--- What you have to do ---
Copy the records below exactly as they are written.

(Stored data entries)
— Start —

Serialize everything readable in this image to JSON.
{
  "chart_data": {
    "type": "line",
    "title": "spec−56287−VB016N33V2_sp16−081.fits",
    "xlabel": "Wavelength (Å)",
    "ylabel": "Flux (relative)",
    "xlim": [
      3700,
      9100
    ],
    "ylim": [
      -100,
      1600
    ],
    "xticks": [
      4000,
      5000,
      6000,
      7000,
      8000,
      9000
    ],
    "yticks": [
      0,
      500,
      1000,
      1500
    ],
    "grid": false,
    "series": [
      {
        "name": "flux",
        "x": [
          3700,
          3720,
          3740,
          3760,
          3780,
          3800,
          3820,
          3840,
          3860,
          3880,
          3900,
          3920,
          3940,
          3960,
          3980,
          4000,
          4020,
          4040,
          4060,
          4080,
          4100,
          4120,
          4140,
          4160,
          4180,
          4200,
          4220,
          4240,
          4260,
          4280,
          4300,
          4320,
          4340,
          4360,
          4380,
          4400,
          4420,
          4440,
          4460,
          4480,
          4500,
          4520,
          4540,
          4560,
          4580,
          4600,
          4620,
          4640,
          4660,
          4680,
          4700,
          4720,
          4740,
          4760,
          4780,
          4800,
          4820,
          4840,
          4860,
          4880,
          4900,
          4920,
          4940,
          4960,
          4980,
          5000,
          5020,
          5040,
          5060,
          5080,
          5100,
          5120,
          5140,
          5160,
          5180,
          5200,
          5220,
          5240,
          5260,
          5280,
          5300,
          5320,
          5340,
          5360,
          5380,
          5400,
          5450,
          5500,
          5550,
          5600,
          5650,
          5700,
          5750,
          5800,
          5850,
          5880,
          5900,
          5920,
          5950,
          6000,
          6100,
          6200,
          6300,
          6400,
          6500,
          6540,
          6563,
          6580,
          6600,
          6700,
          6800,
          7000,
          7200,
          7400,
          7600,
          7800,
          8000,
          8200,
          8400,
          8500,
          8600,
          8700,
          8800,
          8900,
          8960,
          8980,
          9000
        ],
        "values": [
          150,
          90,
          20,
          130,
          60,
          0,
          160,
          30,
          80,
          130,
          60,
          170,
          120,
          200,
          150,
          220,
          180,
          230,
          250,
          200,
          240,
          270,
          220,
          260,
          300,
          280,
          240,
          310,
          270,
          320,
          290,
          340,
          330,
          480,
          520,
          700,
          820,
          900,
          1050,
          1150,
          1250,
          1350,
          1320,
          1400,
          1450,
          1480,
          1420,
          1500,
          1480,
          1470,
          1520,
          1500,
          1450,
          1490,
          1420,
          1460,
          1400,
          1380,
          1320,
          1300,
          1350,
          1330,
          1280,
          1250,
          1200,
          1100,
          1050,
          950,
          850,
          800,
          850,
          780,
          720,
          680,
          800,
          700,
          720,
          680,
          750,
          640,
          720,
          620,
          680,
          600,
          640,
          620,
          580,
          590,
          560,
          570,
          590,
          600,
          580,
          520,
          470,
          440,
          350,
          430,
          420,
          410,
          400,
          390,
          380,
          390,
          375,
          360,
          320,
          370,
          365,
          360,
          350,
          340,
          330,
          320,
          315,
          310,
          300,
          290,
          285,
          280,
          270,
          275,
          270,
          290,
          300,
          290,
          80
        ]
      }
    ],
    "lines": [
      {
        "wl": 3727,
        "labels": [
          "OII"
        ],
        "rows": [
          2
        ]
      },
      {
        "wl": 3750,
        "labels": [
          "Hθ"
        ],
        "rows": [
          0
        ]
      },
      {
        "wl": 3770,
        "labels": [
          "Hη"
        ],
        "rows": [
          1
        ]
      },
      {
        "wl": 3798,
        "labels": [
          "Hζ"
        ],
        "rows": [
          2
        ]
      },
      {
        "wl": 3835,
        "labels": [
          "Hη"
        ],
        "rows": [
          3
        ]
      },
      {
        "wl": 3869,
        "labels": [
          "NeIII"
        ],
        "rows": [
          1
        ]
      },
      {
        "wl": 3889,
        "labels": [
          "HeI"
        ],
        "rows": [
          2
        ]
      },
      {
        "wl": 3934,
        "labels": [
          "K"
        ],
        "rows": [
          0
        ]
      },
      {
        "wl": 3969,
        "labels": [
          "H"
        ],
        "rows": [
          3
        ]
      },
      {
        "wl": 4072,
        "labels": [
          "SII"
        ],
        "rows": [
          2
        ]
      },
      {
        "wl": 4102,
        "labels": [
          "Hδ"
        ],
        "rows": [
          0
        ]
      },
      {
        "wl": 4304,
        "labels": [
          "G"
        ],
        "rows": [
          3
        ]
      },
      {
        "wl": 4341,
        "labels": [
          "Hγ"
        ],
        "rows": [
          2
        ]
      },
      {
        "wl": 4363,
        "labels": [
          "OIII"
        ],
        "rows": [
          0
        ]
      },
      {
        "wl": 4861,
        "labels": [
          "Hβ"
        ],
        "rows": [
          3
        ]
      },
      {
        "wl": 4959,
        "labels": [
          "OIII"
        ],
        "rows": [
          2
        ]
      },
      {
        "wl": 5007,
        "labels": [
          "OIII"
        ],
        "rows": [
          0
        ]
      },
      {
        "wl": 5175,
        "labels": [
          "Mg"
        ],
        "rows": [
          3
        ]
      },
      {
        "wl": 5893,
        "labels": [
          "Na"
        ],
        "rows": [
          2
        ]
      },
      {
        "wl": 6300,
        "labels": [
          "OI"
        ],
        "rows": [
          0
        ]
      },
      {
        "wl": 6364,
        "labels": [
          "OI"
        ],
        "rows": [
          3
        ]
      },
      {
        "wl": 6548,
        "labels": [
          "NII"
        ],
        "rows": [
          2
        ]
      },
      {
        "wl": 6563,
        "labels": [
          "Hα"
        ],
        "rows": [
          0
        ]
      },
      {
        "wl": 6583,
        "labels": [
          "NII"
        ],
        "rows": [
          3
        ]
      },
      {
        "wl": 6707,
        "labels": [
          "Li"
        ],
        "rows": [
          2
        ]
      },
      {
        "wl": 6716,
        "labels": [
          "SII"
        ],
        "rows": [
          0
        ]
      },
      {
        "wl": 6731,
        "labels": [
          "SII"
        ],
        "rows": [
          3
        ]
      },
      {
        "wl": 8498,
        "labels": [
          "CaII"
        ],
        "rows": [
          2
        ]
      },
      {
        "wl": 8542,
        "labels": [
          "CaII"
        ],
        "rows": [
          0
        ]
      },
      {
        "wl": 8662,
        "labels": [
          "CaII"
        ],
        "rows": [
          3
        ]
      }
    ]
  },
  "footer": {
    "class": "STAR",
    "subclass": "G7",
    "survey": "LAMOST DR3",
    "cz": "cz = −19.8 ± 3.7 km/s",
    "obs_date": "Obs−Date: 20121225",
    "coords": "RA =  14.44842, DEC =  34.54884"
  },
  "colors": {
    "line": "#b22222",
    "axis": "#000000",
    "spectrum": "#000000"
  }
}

— End —

--- Result of this task ---
Serialize everything readable in this image to JSON.
{
  "chart_data": {
    "type": "line",
    "title": "spec−56287−VB016N33V2_sp16−081.fits",
    "xlabel": "Wavelength (Å)",
    "ylabel": "Flux (relative)",
    "xlim": [
      3700,
      9100
    ],
    "ylim": [
      -100,
      1600
    ],
    "xticks": [
      4000,
      5000,
      6000,
      7000,
      8000,
      9000
    ],
    "yticks": [
      0,
      500,
      1000,
      1500
    ],
    "grid": false,
    "series": [
      {
        "name": "flux",
        "x": [
          3700,
          3720,
          3740,
          3760,
          3780,
          3800,
          3820,
          3840,
          3860,
          3880,
          3900,
          3920,
          3940,
          3960,
          3980,
          4000,
          4020,
          4040,
          4060,
          4080,
          4100,
          4120,
          4140,
          4160,
          4180,
          4200,
          4220,
          4240,
          4260,
          4280,
          4300,
          4320,
          4340,
          4360,
          4380,
          4400,
          4420,
          4440,
          4460,
          4480,
          4500,
          4520,
          4540,
          4560,
          4580,
          4600,
          4620,
          4640,
          4660,
          4680,
          4700,
          4720,
          4740,
          4760,
          4780,
          4800,
          4820,
          4840,
          4860,
          4880,
          4900,
          4920,
          4940,
          4960,
          4980,
          5000,
          5020,
          5040,
          5060,
          5080,
          5100,
          5120,
          5140,
          5160,
          5180,
          5200,
          5220,
          5240,
          5260,
          5280,
          5300,
          5320,
          5340,
          5360,
          5380,
          5400,
          5450,
          5500,
          5550,
          5600,
          5650,
          5700,
          5750,
          5800,
          5850,
          5880,
          5900,
          5920,
          5950,
          6000,
          6100,
          6200,
          6300,
          6400,
          6500,
          6540,
          6563,
          6580,
          6600,
          6700,
          6800,
          7000,
          7200,
          7400,
          7600,
          7800,
          8000,
          8200,
          8400,
          8500,
          8600,
          8700,
          8800,
          8900,
          8960,
          8980,
          9000
        ],
        "values": [
          150,
          90,
          20,
          130,
          60,
          0,
          160,
          30,
          80,
          130,
          60,
          170,
          120,
          200,
          150,
          220,
          180,
          230,
          250,
          200,
          240,
          270,
          220,
          260,
          300,
          280,
          240,
          310,
          270,
          320,
          290,
          340,
          330,
          480,
          520,
          700,
          820,
          900,
          1050,
          1150,
          1250,
          1350,
          1320,
          1400,
          1450,
          1480,
          1420,
          1500,
          1480,
          1470,
          1520,
          1500,
          1450,
          1490,
          1420,
          1460,
          1400,
          1380,
          1320,
          1300,
          1350,
          1330,
          1280,
          1250,
          1200,
          1100,
          1050,
          950,
          850,
          800,
          850,
          780,
          720,
          680,
          800,
          700,
          720,
          680,
          750,
          640,
          720,
          620,
          680,
          600,
          640,
          620,
          580,
          590,
          560,
          570,
          590,
          600,
          580,
          520,
          470,
          440,
          350,
          430,
          420,
          410,
          400,
          390,
          380,
          390,
          375,
          360,
          320,
          370,
          365,
          360,
          350,
          340,
          330,
          320,
          315,
          310,
          300,
          290,
          285,
          280,
          270,
          275,
          270,
          290,
          300,
          290,
          80
        ]
      }
    ],
    "lines": [
      {
        "wl": 3727,
        "labels": [
          "OII"
        ],
        "rows": [
          2
        ]
      },
      {
        "wl": 3750,
        "labels": [
          "Hθ"
        ],
        "rows": [
          0
        ]
      },
      {
        "wl": 3770,
        "labels": [
          "Hη"
        ],
        "rows": [
          1
        ]
      },
      {
        "wl": 3798,
        "labels": [
          "Hζ"
        ],
        "rows": [
          2
        ]
      },
      {
        "wl": 3835,
        "labels": [
          "Hη"
        ],
        "rows": [
          3
        ]
      },
      {
        "wl": 3869,
        "labels": [
          "NeIII"
        ],
        "rows": [
          1
        ]
      },
      {
        "wl": 3889,
        "labels": [
          "HeI"
        ],
        "rows": [
          2
        ]
      },
      {
        "wl": 3934,
        "labels": [
          "K"
        ],
        "rows": [
          0
        ]
      },
      {
        "wl": 3969,
        "labels": [
          "H"
        ],
        "rows": [
          3
        ]
      },
      {
        "wl": 4072,
        "labels": [
          "SII"
        ],
        "rows": [
          2
        ]
      },
      {
        "wl": 4102,
        "labels": [
          "Hδ"
        ],
        "rows": [
          0
        ]
      },
      {
        "wl": 4304,
        "labels": [
          "G"
        ],
        "rows": [
          3
        ]
      },
      {
        "wl": 4341,
        "labels": [
          "Hγ"
        ],
        "rows": [
          2
        ]
      },
      {
        "wl": 4363,
        "labels": [
          "OIII"
        ],
        "rows": [
          0
        ]
      },
      {
        "wl": 4861,
        "labels": [
          "Hβ"
        ],
        "rows": [
          3
        ]
      },
      {
        "wl": 4959,
        "labels": [
          "OIII"
        ],
        "rows": [
          2
        ]
      },
      {
        "wl": 5007,
        "labels": [
          "OIII"
        ],
        "rows": [
          0
        ]
      },
      {
        "wl": 5175,
        "labels": [
          "Mg"
        ],
        "rows": [
          3
        ]
      },
      {
        "wl": 5893,
        "labels": [
          "Na"
        ],
        "rows": [
          2
        ]
      },
      {
        "wl": 6300,
        "labels": [
          "OI"
        ],
        "rows": [
          0
        ]
      },
      {
        "wl": 6364,
        "labels": [
          "OI"
        ],
        "rows": [
          3
        ]
      },
      {
        "wl": 6548,
        "labels": [
          "NII"
        ],
        "rows": [
          2
        ]
      },
      {
        "wl": 6563,
        "labels": [
          "Hα"
        ],
        "rows": [
          0
        ]
      },
      {
        "wl": 6583,
        "labels": [
          "NII"
        ],
        "rows": [
          3
        ]
      },
      {
        "wl": 6707,
        "labels": [
          "Li"
        ],
        "rows": [
          2
        ]
      },
      {
        "wl": 6716,
        "labels": [
          "SII"
        ],
        "rows": [
          0
        ]
      },
      {
        "wl": 6731,
        "labels": [
          "SII"
        ],
        "rows": [
          3
        ]
      },
      {
        "wl": 8498,
        "labels": [
          "CaII"
        ],
        "rows": [
          2
        ]
      },
      {
        "wl": 8542,
        "labels": [
          "CaII"
        ],
        "rows": [
          0
        ]
      },
      {
        "wl": 8662,
        "labels": [
          "CaII"
        ],
        "rows": [
          3
        ]
      }
    ]
  },
  "footer": {
    "class": "STAR",
    "subclass": "G7",
    "survey": "LAMOST DR3",
    "cz": "cz = −19.8 ± 3.7 km/s",
    "obs_date": "Obs−Date: 20121225",
    "coords": "RA =  14.44842, DEC =  34.54884"
  },
  "colors": {
    "line": "#b22222",
    "axis": "#000000",
    "spectrum": "#000000"
  }
}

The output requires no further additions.